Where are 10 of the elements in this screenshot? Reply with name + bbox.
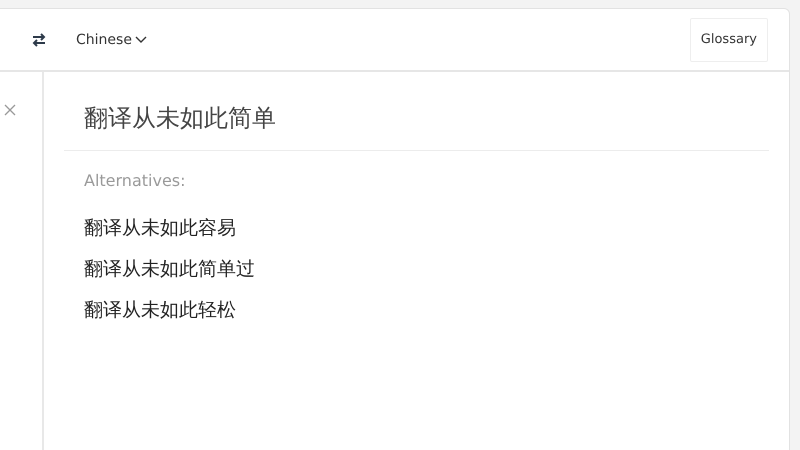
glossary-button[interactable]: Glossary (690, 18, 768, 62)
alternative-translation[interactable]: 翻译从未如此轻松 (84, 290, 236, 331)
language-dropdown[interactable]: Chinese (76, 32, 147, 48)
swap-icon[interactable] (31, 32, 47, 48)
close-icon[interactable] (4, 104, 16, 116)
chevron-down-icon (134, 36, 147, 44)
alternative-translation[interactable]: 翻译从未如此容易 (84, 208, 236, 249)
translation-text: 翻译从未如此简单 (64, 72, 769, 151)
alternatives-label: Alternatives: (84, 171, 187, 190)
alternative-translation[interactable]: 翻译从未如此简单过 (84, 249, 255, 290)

---

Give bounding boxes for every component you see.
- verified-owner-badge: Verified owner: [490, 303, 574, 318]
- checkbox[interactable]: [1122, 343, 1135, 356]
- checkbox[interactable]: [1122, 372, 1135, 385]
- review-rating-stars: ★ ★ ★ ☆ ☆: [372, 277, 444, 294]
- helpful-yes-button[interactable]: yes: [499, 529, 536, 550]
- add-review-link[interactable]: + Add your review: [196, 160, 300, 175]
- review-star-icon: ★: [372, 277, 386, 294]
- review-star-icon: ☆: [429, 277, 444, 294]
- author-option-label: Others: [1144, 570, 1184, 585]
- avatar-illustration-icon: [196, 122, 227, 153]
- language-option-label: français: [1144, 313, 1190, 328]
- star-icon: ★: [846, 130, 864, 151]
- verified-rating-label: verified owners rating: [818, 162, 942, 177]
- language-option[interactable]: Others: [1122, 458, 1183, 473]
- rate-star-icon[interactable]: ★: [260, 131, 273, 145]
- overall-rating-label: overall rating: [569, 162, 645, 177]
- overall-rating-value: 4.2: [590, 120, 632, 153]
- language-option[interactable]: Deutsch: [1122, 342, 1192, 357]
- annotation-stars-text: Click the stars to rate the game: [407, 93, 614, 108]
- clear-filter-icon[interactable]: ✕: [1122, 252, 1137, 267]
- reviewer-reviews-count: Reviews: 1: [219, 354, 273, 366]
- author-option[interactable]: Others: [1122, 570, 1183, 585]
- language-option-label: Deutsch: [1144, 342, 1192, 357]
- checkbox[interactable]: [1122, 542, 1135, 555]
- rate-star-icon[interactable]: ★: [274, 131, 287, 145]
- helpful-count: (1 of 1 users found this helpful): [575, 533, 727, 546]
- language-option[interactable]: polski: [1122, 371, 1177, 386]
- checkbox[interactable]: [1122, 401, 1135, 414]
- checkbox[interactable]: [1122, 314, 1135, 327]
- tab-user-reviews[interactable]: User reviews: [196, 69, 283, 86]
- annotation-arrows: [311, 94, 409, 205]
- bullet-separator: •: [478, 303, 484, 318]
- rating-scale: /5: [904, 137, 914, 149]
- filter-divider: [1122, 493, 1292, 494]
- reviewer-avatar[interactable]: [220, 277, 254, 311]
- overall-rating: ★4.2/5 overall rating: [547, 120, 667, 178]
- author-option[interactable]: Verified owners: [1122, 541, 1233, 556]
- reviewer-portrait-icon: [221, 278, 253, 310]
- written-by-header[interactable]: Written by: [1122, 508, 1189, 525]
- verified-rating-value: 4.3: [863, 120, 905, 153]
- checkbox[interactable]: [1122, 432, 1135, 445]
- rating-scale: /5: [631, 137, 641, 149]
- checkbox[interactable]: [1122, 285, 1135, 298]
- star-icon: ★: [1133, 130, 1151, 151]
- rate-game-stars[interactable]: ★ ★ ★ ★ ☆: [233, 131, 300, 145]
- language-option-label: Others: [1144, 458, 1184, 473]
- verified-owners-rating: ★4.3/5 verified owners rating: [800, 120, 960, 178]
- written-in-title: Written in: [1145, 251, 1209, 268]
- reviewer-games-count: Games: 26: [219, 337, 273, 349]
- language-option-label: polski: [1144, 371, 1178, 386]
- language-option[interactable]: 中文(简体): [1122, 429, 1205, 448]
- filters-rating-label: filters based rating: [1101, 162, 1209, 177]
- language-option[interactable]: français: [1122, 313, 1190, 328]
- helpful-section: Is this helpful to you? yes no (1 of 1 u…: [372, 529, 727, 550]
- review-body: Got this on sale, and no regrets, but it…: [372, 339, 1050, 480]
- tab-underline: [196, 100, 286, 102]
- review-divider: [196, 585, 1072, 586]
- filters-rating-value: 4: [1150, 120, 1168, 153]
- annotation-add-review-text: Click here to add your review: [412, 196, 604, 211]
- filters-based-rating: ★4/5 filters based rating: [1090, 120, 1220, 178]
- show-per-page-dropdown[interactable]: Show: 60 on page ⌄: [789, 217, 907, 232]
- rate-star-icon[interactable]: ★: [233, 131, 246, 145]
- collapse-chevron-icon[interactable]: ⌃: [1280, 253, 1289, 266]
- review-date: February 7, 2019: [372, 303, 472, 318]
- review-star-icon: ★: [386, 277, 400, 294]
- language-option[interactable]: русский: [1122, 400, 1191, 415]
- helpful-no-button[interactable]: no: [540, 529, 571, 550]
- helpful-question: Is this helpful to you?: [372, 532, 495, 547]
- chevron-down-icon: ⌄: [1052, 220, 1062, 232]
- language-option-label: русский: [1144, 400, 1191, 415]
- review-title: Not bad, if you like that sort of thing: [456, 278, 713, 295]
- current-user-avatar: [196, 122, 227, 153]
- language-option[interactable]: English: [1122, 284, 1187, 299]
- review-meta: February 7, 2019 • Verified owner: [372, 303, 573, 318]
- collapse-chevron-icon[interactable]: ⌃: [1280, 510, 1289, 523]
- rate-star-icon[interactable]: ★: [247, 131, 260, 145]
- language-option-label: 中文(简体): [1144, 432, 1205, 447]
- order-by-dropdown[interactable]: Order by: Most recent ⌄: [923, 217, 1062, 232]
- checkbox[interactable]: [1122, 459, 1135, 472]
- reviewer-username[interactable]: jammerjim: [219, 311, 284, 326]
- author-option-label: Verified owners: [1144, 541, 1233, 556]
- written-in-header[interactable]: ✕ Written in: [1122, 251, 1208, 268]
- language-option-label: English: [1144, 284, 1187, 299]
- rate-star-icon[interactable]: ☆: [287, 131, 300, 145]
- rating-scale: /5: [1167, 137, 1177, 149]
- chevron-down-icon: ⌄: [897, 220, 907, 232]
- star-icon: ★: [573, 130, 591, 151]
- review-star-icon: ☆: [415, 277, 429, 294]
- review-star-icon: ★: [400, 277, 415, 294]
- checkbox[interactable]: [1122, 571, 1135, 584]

---

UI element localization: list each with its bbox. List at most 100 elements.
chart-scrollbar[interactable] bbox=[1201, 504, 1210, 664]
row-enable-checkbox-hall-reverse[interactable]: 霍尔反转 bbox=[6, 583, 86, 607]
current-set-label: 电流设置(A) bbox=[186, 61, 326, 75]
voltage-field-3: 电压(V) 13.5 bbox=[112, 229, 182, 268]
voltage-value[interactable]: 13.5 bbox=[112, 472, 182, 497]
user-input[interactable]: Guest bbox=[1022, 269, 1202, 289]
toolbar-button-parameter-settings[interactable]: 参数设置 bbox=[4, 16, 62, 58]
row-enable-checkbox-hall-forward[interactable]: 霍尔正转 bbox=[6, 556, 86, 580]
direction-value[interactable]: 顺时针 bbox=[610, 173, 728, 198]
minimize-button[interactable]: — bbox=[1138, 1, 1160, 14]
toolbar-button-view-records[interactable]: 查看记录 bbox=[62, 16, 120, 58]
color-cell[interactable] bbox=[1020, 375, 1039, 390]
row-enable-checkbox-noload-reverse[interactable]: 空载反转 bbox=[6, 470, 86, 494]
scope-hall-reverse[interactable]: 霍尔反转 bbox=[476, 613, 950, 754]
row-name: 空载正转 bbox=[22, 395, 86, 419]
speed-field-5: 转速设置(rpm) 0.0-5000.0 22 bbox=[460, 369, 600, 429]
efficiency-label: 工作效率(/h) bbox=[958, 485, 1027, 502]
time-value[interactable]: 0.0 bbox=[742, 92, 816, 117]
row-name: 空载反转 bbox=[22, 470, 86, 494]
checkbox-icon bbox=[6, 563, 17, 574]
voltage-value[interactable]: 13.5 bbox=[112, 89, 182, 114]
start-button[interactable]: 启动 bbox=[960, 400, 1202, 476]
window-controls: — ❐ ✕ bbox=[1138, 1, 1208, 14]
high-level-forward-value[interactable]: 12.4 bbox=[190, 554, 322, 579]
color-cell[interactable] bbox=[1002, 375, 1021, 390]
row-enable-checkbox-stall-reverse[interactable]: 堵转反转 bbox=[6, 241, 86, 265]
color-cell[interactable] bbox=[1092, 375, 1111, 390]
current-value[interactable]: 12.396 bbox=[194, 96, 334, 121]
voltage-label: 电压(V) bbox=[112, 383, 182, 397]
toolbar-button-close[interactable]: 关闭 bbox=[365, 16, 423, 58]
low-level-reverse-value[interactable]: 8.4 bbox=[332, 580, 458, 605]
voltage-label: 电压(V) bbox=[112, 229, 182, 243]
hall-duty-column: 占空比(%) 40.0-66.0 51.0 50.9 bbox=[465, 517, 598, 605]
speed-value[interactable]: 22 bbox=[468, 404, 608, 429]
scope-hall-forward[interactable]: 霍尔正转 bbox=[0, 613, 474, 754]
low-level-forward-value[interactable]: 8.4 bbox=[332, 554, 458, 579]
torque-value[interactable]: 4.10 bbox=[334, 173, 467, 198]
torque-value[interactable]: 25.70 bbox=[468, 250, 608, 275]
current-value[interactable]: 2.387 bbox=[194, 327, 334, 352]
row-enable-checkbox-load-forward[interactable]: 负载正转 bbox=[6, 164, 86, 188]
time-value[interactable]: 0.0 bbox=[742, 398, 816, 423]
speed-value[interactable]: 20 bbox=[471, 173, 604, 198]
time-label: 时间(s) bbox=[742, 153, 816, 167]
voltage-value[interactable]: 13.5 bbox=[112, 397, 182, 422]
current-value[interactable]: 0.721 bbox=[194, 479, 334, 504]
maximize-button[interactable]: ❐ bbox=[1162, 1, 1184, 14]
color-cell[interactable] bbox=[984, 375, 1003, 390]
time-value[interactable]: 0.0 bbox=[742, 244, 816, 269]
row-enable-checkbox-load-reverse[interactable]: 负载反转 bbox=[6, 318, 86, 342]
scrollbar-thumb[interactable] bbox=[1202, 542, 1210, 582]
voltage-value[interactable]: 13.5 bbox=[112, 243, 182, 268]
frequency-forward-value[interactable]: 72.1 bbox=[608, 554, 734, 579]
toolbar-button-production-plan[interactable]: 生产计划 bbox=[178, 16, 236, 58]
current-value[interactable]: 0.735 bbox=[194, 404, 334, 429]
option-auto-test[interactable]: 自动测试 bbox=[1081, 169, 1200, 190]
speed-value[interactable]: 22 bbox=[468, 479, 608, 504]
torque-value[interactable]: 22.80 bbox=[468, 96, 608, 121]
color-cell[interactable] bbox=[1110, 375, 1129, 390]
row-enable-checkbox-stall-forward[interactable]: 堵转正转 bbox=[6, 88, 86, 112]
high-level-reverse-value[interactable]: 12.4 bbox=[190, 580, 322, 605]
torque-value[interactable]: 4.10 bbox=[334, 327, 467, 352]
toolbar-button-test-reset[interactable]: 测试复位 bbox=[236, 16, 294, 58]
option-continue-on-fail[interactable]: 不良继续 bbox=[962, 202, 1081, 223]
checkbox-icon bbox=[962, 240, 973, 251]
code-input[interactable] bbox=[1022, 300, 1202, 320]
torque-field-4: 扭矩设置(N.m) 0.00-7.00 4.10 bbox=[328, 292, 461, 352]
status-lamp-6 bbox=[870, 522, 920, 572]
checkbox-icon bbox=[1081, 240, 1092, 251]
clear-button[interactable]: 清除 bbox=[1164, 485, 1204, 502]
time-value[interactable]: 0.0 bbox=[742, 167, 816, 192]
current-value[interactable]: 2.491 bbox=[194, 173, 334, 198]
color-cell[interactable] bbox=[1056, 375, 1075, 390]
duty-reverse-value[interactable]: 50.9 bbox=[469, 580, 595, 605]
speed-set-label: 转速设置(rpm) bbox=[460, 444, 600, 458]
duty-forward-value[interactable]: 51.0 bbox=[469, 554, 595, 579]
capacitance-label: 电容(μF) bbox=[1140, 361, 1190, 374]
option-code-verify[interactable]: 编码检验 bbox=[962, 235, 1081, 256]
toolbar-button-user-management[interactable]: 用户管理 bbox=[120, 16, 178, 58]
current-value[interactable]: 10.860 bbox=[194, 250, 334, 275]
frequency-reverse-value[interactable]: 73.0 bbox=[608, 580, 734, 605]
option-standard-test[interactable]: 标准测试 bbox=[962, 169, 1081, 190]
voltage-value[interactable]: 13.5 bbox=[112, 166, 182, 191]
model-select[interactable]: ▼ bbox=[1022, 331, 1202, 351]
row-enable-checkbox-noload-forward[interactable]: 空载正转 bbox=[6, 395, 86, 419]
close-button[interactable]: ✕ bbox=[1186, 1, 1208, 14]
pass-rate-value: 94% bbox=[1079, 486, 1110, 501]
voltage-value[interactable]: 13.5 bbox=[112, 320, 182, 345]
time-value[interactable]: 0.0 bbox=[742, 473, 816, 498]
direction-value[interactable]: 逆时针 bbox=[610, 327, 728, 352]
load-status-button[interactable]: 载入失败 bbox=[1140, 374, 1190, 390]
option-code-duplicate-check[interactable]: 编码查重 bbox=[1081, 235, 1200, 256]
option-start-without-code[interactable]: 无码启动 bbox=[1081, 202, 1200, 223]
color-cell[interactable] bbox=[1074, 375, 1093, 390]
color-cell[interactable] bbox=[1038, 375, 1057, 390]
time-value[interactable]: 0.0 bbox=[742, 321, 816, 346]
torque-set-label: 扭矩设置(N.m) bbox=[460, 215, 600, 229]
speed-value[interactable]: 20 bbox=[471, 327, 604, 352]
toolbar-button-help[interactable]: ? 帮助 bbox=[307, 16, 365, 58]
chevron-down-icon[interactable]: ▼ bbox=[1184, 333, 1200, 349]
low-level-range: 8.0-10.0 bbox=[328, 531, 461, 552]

*Goal*. Format the records from the line containing "glossary-button[interactable]: Glossary (690, 18, 768, 62)" through the line containing "249, 255, 290)" as a numbered list, including both of those lines and leaving out any blank lines.

*Task solution*.
1. glossary-button[interactable]: Glossary (690, 18, 768, 62)
2. alternative-translation[interactable]: 翻译从未如此轻松 (84, 290, 236, 331)
3. language-dropdown[interactable]: Chinese (76, 32, 147, 48)
4. swap-icon[interactable] (31, 32, 47, 48)
5. close-icon[interactable] (4, 104, 16, 116)
6. chevron-down-icon (134, 36, 147, 44)
7. alternative-translation[interactable]: 翻译从未如此容易 (84, 208, 236, 249)
8. translation-text: 翻译从未如此简单 (64, 72, 769, 151)
9. alternatives-label: Alternatives: (84, 171, 187, 190)
10. alternative-translation[interactable]: 翻译从未如此简单过 (84, 249, 255, 290)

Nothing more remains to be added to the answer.